_INFORMATION GIVEN_
=======

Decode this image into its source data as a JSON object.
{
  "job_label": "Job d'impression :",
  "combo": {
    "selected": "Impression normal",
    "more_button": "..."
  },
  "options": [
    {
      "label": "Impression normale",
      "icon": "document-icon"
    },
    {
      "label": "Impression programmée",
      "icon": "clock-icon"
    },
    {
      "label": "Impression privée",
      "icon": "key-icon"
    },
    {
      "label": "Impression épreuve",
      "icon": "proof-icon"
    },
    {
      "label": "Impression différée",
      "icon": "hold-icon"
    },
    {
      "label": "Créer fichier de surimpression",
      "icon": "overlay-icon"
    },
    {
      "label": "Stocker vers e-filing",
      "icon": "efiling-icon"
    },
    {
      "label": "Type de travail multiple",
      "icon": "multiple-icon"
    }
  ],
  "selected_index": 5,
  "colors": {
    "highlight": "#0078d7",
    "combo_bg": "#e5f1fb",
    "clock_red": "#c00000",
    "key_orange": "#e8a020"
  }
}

=======

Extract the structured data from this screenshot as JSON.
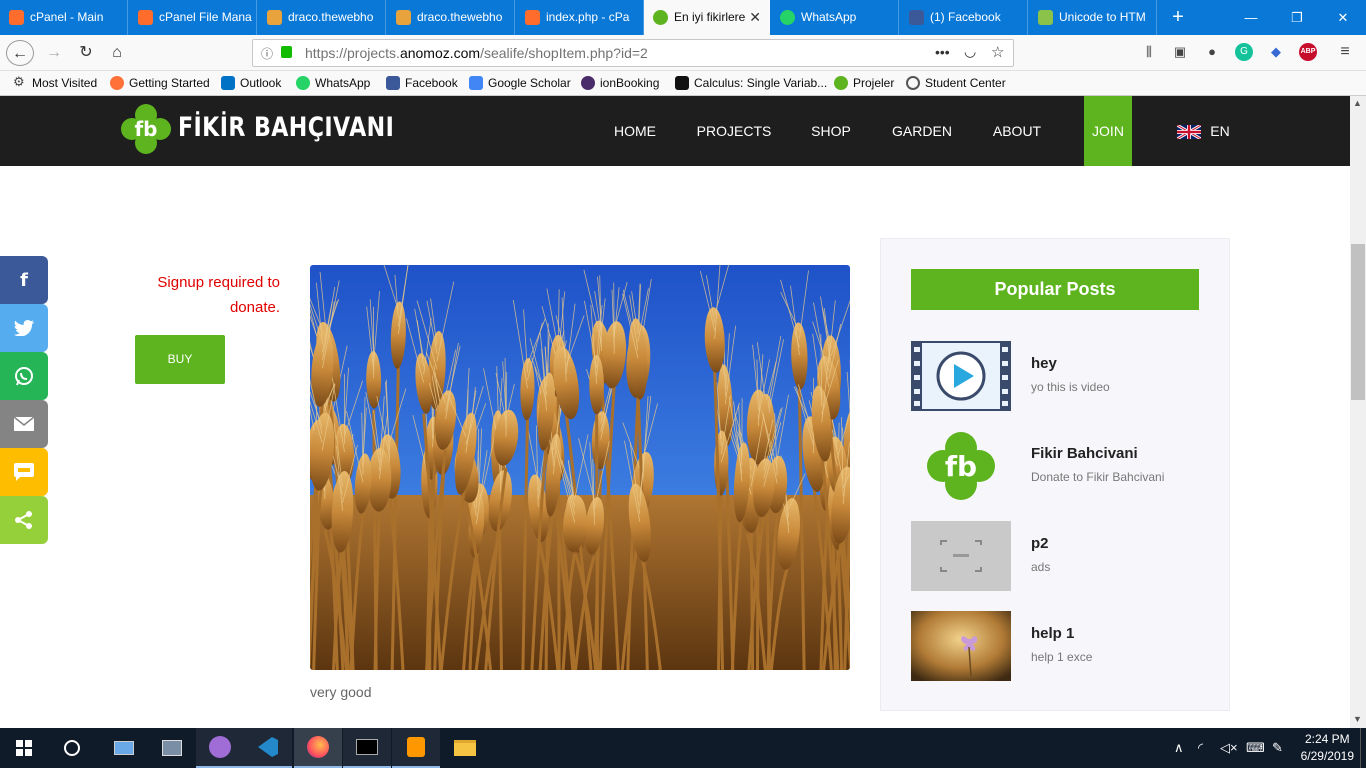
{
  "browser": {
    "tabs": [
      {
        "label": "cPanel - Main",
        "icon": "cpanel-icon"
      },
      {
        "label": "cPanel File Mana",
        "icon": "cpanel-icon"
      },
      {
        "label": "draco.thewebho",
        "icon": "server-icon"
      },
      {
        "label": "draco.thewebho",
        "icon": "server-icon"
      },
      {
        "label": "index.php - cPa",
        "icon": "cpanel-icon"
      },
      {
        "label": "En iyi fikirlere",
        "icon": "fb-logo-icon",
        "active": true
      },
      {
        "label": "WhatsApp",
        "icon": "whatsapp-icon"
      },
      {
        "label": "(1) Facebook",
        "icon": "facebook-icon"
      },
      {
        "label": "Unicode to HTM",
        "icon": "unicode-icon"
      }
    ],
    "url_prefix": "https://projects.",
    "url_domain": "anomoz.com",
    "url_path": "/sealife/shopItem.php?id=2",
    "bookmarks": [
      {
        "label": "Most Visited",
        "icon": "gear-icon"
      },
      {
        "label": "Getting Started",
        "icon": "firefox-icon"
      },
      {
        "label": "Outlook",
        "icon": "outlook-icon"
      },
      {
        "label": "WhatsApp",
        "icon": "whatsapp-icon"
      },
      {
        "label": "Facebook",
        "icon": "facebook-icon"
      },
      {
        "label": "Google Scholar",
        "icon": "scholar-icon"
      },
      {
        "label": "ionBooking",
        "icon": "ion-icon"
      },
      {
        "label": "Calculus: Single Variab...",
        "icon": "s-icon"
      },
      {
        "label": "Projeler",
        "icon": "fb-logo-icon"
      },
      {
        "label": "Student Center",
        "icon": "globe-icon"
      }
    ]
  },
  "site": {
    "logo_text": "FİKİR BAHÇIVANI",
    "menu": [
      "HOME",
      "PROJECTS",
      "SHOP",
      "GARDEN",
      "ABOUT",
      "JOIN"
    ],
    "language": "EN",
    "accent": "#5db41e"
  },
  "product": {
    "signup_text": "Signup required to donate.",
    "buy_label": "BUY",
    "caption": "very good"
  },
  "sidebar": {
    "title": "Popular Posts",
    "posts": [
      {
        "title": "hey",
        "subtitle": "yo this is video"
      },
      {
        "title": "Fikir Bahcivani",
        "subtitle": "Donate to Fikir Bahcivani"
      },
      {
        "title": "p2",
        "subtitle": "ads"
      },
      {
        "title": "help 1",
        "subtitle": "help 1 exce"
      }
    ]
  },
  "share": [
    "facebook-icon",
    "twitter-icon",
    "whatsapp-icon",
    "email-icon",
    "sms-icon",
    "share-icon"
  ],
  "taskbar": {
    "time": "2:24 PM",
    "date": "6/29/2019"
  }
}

=======

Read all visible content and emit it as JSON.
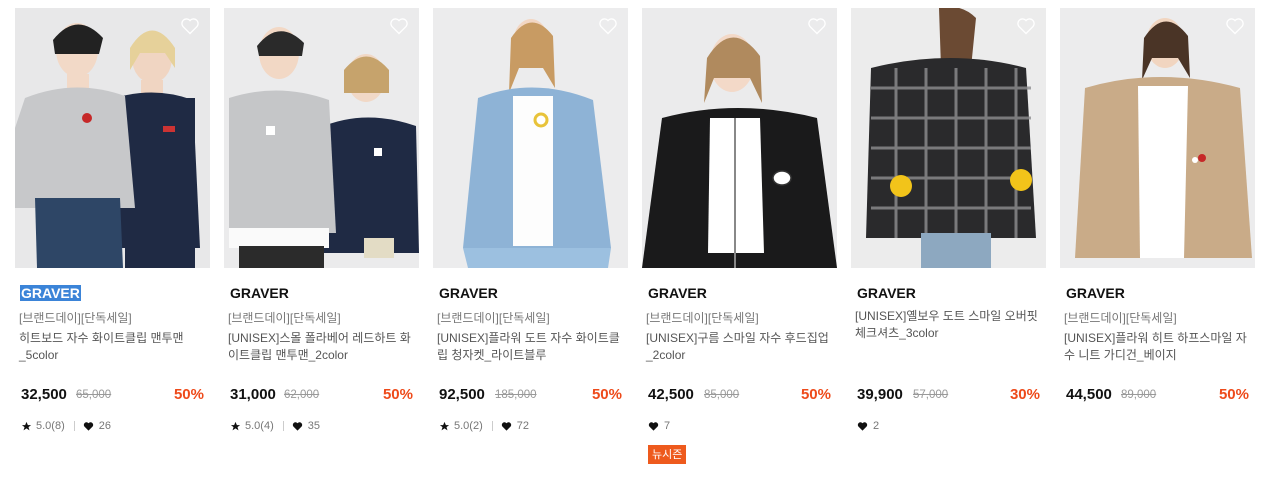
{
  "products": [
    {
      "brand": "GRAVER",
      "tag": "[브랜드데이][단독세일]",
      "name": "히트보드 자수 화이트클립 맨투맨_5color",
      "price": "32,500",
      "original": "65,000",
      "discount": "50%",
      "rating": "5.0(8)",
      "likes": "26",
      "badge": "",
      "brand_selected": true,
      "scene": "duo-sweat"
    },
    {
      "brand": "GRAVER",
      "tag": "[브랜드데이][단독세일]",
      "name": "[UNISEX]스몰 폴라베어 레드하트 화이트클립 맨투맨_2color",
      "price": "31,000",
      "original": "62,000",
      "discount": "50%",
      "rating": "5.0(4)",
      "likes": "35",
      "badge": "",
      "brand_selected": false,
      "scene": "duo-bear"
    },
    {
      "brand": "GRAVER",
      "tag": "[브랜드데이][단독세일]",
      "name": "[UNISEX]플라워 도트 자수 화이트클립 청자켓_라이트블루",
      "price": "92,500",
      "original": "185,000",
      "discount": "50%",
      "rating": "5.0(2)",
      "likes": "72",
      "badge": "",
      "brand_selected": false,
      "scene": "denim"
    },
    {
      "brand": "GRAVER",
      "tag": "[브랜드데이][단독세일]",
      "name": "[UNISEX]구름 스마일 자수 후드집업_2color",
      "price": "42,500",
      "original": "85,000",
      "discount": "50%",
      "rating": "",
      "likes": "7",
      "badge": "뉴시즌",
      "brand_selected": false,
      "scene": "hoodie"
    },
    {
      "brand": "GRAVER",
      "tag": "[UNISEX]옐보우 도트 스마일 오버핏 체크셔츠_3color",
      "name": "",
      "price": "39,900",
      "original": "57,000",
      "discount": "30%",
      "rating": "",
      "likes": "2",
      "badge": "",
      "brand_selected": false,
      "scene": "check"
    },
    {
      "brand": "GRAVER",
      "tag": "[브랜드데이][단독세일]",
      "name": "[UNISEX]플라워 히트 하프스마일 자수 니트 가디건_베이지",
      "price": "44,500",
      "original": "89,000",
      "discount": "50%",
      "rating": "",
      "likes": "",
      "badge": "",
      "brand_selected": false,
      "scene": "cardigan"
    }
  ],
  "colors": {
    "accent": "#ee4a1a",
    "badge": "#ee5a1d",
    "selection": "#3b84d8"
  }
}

=======

_WHAT TO PRODUCE_
Copy each line of the records above that carries the word "name".

_THE RESULT_
      "name": "히트보드 자수 화이트클립 맨투맨_5color",
      "name": "[UNISEX]스몰 폴라베어 레드하트 화이트클립 맨투맨_2color",
      "name": "[UNISEX]플라워 도트 자수 화이트클립 청자켓_라이트블루",
      "name": "[UNISEX]구름 스마일 자수 후드집업_2color",
      "name": "",
      "name": "[UNISEX]플라워 히트 하프스마일 자수 니트 가디건_베이지",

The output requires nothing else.